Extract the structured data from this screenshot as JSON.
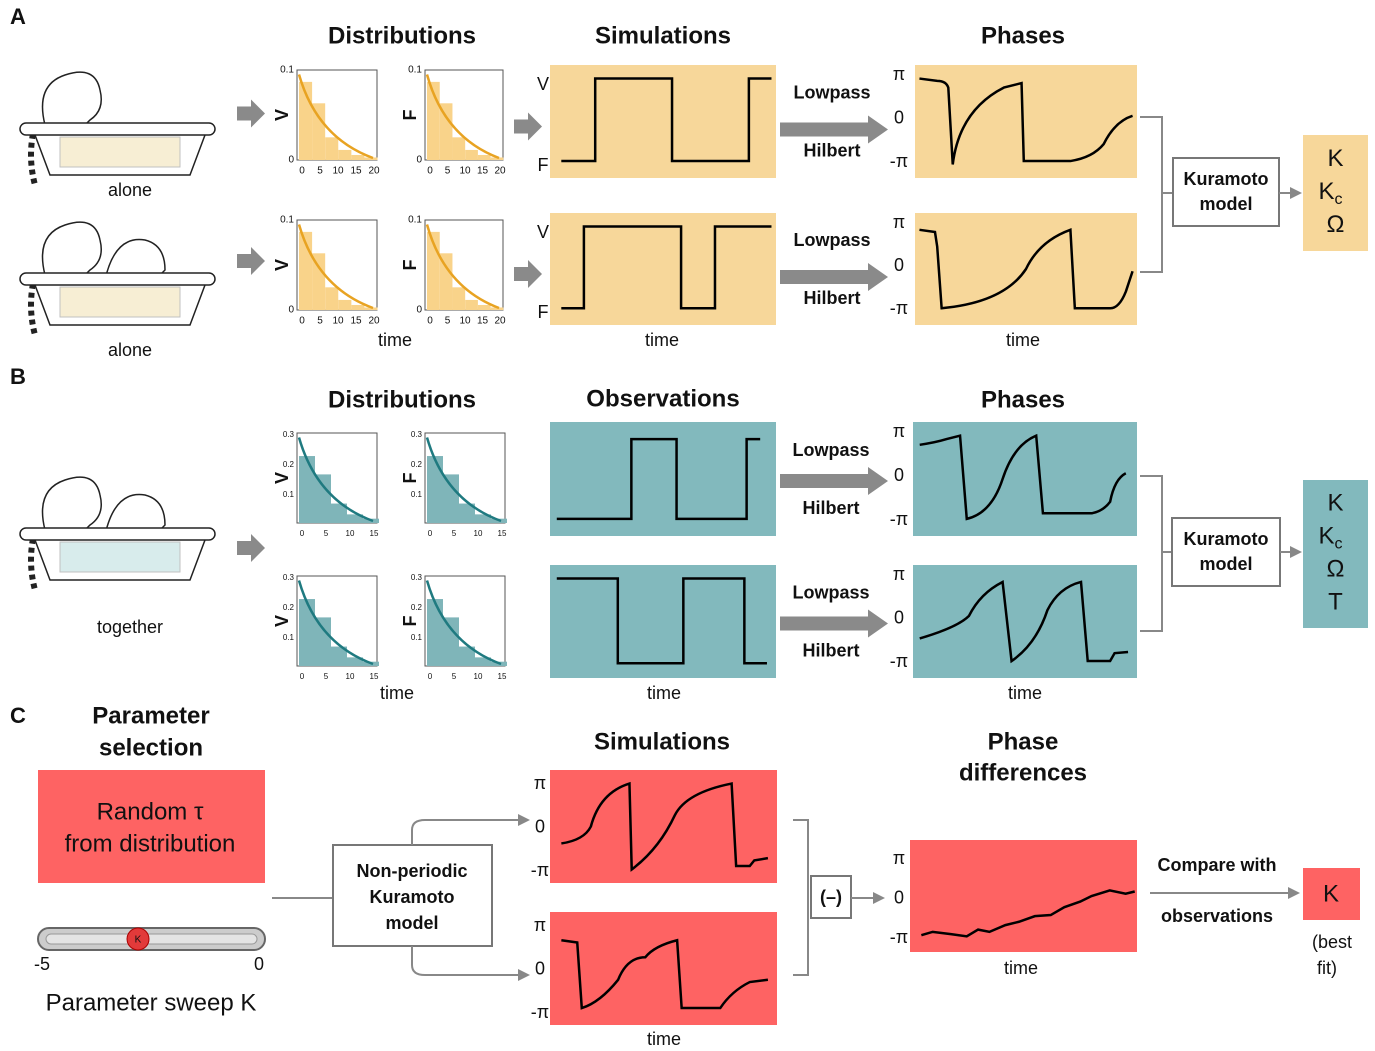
{
  "panel_a": {
    "label": "A",
    "headers": {
      "distributions": "Distributions",
      "simulations": "Simulations",
      "phases": "Phases"
    },
    "conditions": [
      "alone",
      "alone"
    ],
    "histogram_axis": {
      "y_ticks": [
        "0.1",
        "0"
      ],
      "x_ticks": [
        "0",
        "5",
        "10",
        "15",
        "20"
      ]
    },
    "histogram_labels": [
      [
        "V",
        "F"
      ],
      [
        "V",
        "F"
      ]
    ],
    "signal_labels": [
      [
        "V",
        "F"
      ],
      [
        "V",
        "F"
      ]
    ],
    "filter": [
      [
        "Lowpass",
        "Hilbert"
      ],
      [
        "Lowpass",
        "Hilbert"
      ]
    ],
    "phase_ticks": [
      "π",
      "0",
      "-π"
    ],
    "time_labels": [
      "time",
      "time",
      "time"
    ],
    "model": [
      "Kuramoto",
      "model"
    ],
    "outputs": [
      {
        "text": "K"
      },
      {
        "text": "K",
        "sub": "c"
      },
      {
        "text": "Ω"
      }
    ]
  },
  "panel_b": {
    "label": "B",
    "headers": {
      "distributions": "Distributions",
      "observations": "Observations",
      "phases": "Phases"
    },
    "condition": "together",
    "histogram_axis": {
      "y_ticks": [
        "0.3",
        "0.2",
        "0.1"
      ],
      "x_ticks": [
        "0",
        "5",
        "10",
        "15"
      ]
    },
    "histogram_labels": [
      [
        "V",
        "F"
      ],
      [
        "V",
        "F"
      ]
    ],
    "filter": [
      [
        "Lowpass",
        "Hilbert"
      ],
      [
        "Lowpass",
        "Hilbert"
      ]
    ],
    "phase_ticks": [
      "π",
      "0",
      "-π"
    ],
    "time_labels": [
      "time",
      "time",
      "time"
    ],
    "model": [
      "Kuramoto",
      "model"
    ],
    "outputs": [
      {
        "text": "K"
      },
      {
        "text": "K",
        "sub": "c"
      },
      {
        "text": "Ω"
      },
      {
        "text": "T"
      }
    ]
  },
  "panel_c": {
    "label": "C",
    "parameter_selection": [
      "Parameter",
      "selection"
    ],
    "random": [
      "Random τ",
      "from distribution"
    ],
    "slider": {
      "knob": "K",
      "min_label": "-5",
      "max_label": "0"
    },
    "sweep": "Parameter sweep K",
    "model": [
      "Non-periodic",
      "Kuramoto",
      "model"
    ],
    "simulations": "Simulations",
    "phase_ticks": [
      "π",
      "0",
      "-π"
    ],
    "time": "time",
    "subtract": "(–)",
    "phase_differences": [
      "Phase",
      "differences"
    ],
    "phase_difference_time": "time",
    "compare": [
      "Compare with",
      "observations"
    ],
    "result": {
      "text": "K",
      "note": [
        "(best",
        "fit)"
      ]
    }
  }
}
..............................
◆ **EXERCISE AIM**: The records above need to be restated word for word, with the pictures left out.

◆ **ANSWER TO THIS PROBLEM**:
Extract the structured data from this screenshot as JSON.
{
  "panel_a": {
    "label": "A",
    "headers": {
      "distributions": "Distributions",
      "simulations": "Simulations",
      "phases": "Phases"
    },
    "conditions": [
      "alone",
      "alone"
    ],
    "histogram_axis": {
      "y_ticks": [
        "0.1",
        "0"
      ],
      "x_ticks": [
        "0",
        "5",
        "10",
        "15",
        "20"
      ]
    },
    "histogram_labels": [
      [
        "V",
        "F"
      ],
      [
        "V",
        "F"
      ]
    ],
    "signal_labels": [
      [
        "V",
        "F"
      ],
      [
        "V",
        "F"
      ]
    ],
    "filter": [
      [
        "Lowpass",
        "Hilbert"
      ],
      [
        "Lowpass",
        "Hilbert"
      ]
    ],
    "phase_ticks": [
      "π",
      "0",
      "-π"
    ],
    "time_labels": [
      "time",
      "time",
      "time"
    ],
    "model": [
      "Kuramoto",
      "model"
    ],
    "outputs": [
      {
        "text": "K"
      },
      {
        "text": "K",
        "sub": "c"
      },
      {
        "text": "Ω"
      }
    ]
  },
  "panel_b": {
    "label": "B",
    "headers": {
      "distributions": "Distributions",
      "observations": "Observations",
      "phases": "Phases"
    },
    "condition": "together",
    "histogram_axis": {
      "y_ticks": [
        "0.3",
        "0.2",
        "0.1"
      ],
      "x_ticks": [
        "0",
        "5",
        "10",
        "15"
      ]
    },
    "histogram_labels": [
      [
        "V",
        "F"
      ],
      [
        "V",
        "F"
      ]
    ],
    "filter": [
      [
        "Lowpass",
        "Hilbert"
      ],
      [
        "Lowpass",
        "Hilbert"
      ]
    ],
    "phase_ticks": [
      "π",
      "0",
      "-π"
    ],
    "time_labels": [
      "time",
      "time",
      "time"
    ],
    "model": [
      "Kuramoto",
      "model"
    ],
    "outputs": [
      {
        "text": "K"
      },
      {
        "text": "K",
        "sub": "c"
      },
      {
        "text": "Ω"
      },
      {
        "text": "T"
      }
    ]
  },
  "panel_c": {
    "label": "C",
    "parameter_selection": [
      "Parameter",
      "selection"
    ],
    "random": [
      "Random τ",
      "from distribution"
    ],
    "slider": {
      "knob": "K",
      "min_label": "-5",
      "max_label": "0"
    },
    "sweep": "Parameter sweep K",
    "model": [
      "Non-periodic",
      "Kuramoto",
      "model"
    ],
    "simulations": "Simulations",
    "phase_ticks": [
      "π",
      "0",
      "-π"
    ],
    "time": "time",
    "subtract": "(–)",
    "phase_differences": [
      "Phase",
      "differences"
    ],
    "phase_difference_time": "time",
    "compare": [
      "Compare with",
      "observations"
    ],
    "result": {
      "text": "K",
      "note": [
        "(best",
        "fit)"
      ]
    }
  }
}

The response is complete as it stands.